Restate all of the data exactly.

◆ **Data provided**:
--------------------
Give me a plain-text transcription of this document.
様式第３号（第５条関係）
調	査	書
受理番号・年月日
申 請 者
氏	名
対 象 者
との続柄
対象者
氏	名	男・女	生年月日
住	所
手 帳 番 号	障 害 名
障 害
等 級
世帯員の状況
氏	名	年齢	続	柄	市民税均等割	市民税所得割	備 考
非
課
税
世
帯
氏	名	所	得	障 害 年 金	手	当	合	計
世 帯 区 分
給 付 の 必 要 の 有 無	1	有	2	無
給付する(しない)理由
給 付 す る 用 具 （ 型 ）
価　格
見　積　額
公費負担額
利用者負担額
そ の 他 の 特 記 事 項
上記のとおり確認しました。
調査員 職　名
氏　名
--------------------
◆ **Written answer**:
Give me a plain-text transcription of this document.
様式第３号（第５条関係）
調	査	書
受理番号・年月日
申 請 者
氏	名
対 象 者
との続柄
対象者
氏	名	男・女	生年月日
住	所
手 帳 番 号	障 害 名
障 害
等 級
世帯員の状況
氏	名	年齢	続	柄	市民税均等割	市民税所得割	備 考
非
課
税
世
帯
氏	名	所	得	障 害 年 金	手	当	合	計
世 帯 区 分
給 付 の 必 要 の 有 無	1	有	2	無
給付する(しない)理由
給 付 す る 用 具 （ 型 ）
価　格
見　積　額
公費負担額
利用者負担額
そ の 他 の 特 記 事 項
上記のとおり確認しました。
調査員 職　名
氏　名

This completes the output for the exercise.